[Element location data]
● ● ● ● ● ● ●

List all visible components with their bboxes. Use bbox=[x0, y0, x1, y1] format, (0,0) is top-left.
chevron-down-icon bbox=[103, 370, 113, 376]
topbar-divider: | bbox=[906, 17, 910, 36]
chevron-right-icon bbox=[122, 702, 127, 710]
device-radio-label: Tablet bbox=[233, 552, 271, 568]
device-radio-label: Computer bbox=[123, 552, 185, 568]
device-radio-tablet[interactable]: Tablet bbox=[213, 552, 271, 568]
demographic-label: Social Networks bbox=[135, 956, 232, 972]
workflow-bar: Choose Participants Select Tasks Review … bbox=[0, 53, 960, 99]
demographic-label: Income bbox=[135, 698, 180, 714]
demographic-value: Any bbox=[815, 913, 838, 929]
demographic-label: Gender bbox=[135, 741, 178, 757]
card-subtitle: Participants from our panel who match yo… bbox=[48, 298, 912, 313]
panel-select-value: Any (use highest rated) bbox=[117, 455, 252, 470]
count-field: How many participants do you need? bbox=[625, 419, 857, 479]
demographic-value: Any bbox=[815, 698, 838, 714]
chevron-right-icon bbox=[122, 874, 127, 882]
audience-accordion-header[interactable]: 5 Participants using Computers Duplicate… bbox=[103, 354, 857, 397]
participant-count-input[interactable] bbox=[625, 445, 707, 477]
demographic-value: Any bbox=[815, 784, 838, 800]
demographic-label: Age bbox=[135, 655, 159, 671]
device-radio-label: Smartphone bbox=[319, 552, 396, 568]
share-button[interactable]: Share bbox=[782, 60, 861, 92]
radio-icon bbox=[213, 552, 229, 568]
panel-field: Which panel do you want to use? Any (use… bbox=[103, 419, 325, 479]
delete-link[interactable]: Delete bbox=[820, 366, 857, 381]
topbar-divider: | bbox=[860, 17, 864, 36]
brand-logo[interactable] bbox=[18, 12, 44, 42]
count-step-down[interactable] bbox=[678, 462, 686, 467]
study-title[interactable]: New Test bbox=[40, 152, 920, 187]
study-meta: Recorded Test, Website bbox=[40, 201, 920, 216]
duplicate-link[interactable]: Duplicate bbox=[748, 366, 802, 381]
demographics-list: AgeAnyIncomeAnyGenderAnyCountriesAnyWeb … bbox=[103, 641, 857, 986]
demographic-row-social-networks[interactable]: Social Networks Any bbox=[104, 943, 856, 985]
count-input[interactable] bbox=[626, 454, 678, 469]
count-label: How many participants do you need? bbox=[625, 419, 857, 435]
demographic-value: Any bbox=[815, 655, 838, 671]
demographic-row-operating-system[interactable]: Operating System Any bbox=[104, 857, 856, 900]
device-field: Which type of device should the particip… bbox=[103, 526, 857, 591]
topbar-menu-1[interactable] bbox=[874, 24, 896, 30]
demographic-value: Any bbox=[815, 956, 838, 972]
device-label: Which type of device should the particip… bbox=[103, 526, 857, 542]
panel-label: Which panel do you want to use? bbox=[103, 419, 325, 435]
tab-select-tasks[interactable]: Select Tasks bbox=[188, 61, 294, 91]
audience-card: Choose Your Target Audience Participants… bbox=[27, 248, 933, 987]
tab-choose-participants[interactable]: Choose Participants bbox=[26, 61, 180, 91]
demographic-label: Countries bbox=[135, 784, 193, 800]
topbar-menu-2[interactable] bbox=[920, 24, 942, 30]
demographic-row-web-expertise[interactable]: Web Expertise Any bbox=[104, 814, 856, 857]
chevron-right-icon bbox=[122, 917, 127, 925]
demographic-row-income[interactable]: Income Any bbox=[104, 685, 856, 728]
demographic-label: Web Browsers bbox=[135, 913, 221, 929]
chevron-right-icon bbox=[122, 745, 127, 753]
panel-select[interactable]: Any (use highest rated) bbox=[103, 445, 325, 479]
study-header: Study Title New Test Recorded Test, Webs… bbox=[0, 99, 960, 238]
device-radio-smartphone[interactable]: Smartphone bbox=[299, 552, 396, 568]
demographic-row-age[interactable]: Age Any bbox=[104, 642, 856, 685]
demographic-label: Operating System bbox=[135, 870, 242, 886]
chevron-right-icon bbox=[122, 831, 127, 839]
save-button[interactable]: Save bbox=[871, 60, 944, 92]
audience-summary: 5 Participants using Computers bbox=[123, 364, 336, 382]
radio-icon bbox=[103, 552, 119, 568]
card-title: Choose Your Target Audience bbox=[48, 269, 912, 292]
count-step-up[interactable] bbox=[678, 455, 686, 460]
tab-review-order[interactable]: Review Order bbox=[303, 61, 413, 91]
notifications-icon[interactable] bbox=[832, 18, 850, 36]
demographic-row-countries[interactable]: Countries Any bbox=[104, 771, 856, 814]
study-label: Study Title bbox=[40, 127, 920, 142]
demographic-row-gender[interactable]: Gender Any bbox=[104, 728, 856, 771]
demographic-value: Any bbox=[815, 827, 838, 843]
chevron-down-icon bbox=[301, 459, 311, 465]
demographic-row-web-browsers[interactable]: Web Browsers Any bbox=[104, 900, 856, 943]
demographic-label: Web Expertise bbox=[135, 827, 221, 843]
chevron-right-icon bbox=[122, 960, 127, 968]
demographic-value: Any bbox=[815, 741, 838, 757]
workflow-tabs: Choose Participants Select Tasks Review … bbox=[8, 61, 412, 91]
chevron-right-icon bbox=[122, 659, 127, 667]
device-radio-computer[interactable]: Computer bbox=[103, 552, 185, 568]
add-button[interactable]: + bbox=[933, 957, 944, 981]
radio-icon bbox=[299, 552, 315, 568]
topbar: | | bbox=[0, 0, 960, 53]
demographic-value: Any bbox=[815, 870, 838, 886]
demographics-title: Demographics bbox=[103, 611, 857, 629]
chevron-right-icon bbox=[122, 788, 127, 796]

● ● ● ● ● ● ●

— Problem to solve —
Format every line in the records as a numbered list, omitting blank lines.

— Written response —
1. List all visible components with their bboxes. Use bbox=[x0, y0, x1, y1] format, (0,0) is top-left.
2. chevron-down-icon bbox=[103, 370, 113, 376]
3. topbar-divider: | bbox=[906, 17, 910, 36]
4. chevron-right-icon bbox=[122, 702, 127, 710]
5. device-radio-label: Tablet bbox=[233, 552, 271, 568]
6. device-radio-label: Computer bbox=[123, 552, 185, 568]
7. device-radio-tablet[interactable]: Tablet bbox=[213, 552, 271, 568]
8. demographic-label: Social Networks bbox=[135, 956, 232, 972]
9. workflow-bar: Choose Participants Select Tasks Review … bbox=[0, 53, 960, 99]
10. demographic-label: Income bbox=[135, 698, 180, 714]
11. demographic-value: Any bbox=[815, 913, 838, 929]
12. demographic-label: Gender bbox=[135, 741, 178, 757]
13. card-subtitle: Participants from our panel who match yo… bbox=[48, 298, 912, 313]
14. panel-select-value: Any (use highest rated) bbox=[117, 455, 252, 470]
15. count-field: How many participants do you need? bbox=[625, 419, 857, 479]
16. demographic-value: Any bbox=[815, 698, 838, 714]
17. chevron-right-icon bbox=[122, 874, 127, 882]
18. audience-accordion-header[interactable]: 5 Participants using Computers Duplicate… bbox=[103, 354, 857, 397]
19. participant-count-input[interactable] bbox=[625, 445, 707, 477]
20. demographic-value: Any bbox=[815, 784, 838, 800]
21. demographic-label: Age bbox=[135, 655, 159, 671]
22. device-radio-label: Smartphone bbox=[319, 552, 396, 568]
23. share-button[interactable]: Share bbox=[782, 60, 861, 92]
24. radio-icon bbox=[213, 552, 229, 568]
25. panel-field: Which panel do you want to use? Any (use… bbox=[103, 419, 325, 479]
26. delete-link[interactable]: Delete bbox=[820, 366, 857, 381]
27. topbar-divider: | bbox=[860, 17, 864, 36]
28. brand-logo[interactable] bbox=[18, 12, 44, 42]
29. count-step-down[interactable] bbox=[678, 462, 686, 467]
30. study-title[interactable]: New Test bbox=[40, 152, 920, 187]
31. study-meta: Recorded Test, Website bbox=[40, 201, 920, 216]
32. duplicate-link[interactable]: Duplicate bbox=[748, 366, 802, 381]
33. demographics-list: AgeAnyIncomeAnyGenderAnyCountriesAnyWeb … bbox=[103, 641, 857, 986]
34. demographic-row-social-networks[interactable]: Social Networks Any bbox=[104, 943, 856, 985]
35. count-input[interactable] bbox=[626, 454, 678, 469]
36. count-label: How many participants do you need? bbox=[625, 419, 857, 435]
37. demographic-value: Any bbox=[815, 655, 838, 671]
38. demographic-row-operating-system[interactable]: Operating System Any bbox=[104, 857, 856, 900]
39. device-field: Which type of device should the particip… bbox=[103, 526, 857, 591]
40. topbar-menu-1[interactable] bbox=[874, 24, 896, 30]
41. demographic-value: Any bbox=[815, 956, 838, 972]
42. device-label: Which type of device should the particip… bbox=[103, 526, 857, 542]
43. panel-label: Which panel do you want to use? bbox=[103, 419, 325, 435]
44. tab-select-tasks[interactable]: Select Tasks bbox=[188, 61, 294, 91]
45. audience-card: Choose Your Target Audience Participants… bbox=[27, 248, 933, 987]
46. tab-choose-participants[interactable]: Choose Participants bbox=[26, 61, 180, 91]
47. demographic-label: Countries bbox=[135, 784, 193, 800]
48. topbar-menu-2[interactable] bbox=[920, 24, 942, 30]
49. demographic-row-web-expertise[interactable]: Web Expertise Any bbox=[104, 814, 856, 857]
50. chevron-right-icon bbox=[122, 917, 127, 925]
51. demographic-row-income[interactable]: Income Any bbox=[104, 685, 856, 728]
52. demographic-label: Web Browsers bbox=[135, 913, 221, 929]
53. chevron-right-icon bbox=[122, 745, 127, 753]
54. panel-select[interactable]: Any (use highest rated) bbox=[103, 445, 325, 479]
55. study-header: Study Title New Test Recorded Test, Webs… bbox=[0, 99, 960, 238]
56. device-radio-smartphone[interactable]: Smartphone bbox=[299, 552, 396, 568]
57. demographic-row-age[interactable]: Age Any bbox=[104, 642, 856, 685]
58. demographic-label: Operating System bbox=[135, 870, 242, 886]
59. chevron-right-icon bbox=[122, 831, 127, 839]
60. save-button[interactable]: Save bbox=[871, 60, 944, 92]
61. audience-summary: 5 Participants using Computers bbox=[123, 364, 336, 382]
62. radio-icon bbox=[103, 552, 119, 568]
63. card-title: Choose Your Target Audience bbox=[48, 269, 912, 292]
64. count-step-up[interactable] bbox=[678, 455, 686, 460]
65. tab-review-order[interactable]: Review Order bbox=[303, 61, 413, 91]
66. notifications-icon[interactable] bbox=[832, 18, 850, 36]
67. demographic-row-countries[interactable]: Countries Any bbox=[104, 771, 856, 814]
68. study-label: Study Title bbox=[40, 127, 920, 142]
69. demographic-row-gender[interactable]: Gender Any bbox=[104, 728, 856, 771]
70. demographic-value: Any bbox=[815, 827, 838, 843]
71. chevron-down-icon bbox=[301, 459, 311, 465]
72. demographic-row-web-browsers[interactable]: Web Browsers Any bbox=[104, 900, 856, 943]
73. demographic-label: Web Expertise bbox=[135, 827, 221, 843]
74. chevron-right-icon bbox=[122, 960, 127, 968]
75. demographic-value: Any bbox=[815, 741, 838, 757]
76. workflow-tabs: Choose Participants Select Tasks Review … bbox=[8, 61, 412, 91]
77. chevron-right-icon bbox=[122, 659, 127, 667]
78. device-radio-computer[interactable]: Computer bbox=[103, 552, 185, 568]
79. add-button[interactable]: + bbox=[933, 957, 944, 981]
80. radio-icon bbox=[299, 552, 315, 568]
81. topbar: | | bbox=[0, 0, 960, 53]
82. demographic-value: Any bbox=[815, 870, 838, 886]
83. demographics-title: Demographics bbox=[103, 611, 857, 629]
84. chevron-right-icon bbox=[122, 788, 127, 796]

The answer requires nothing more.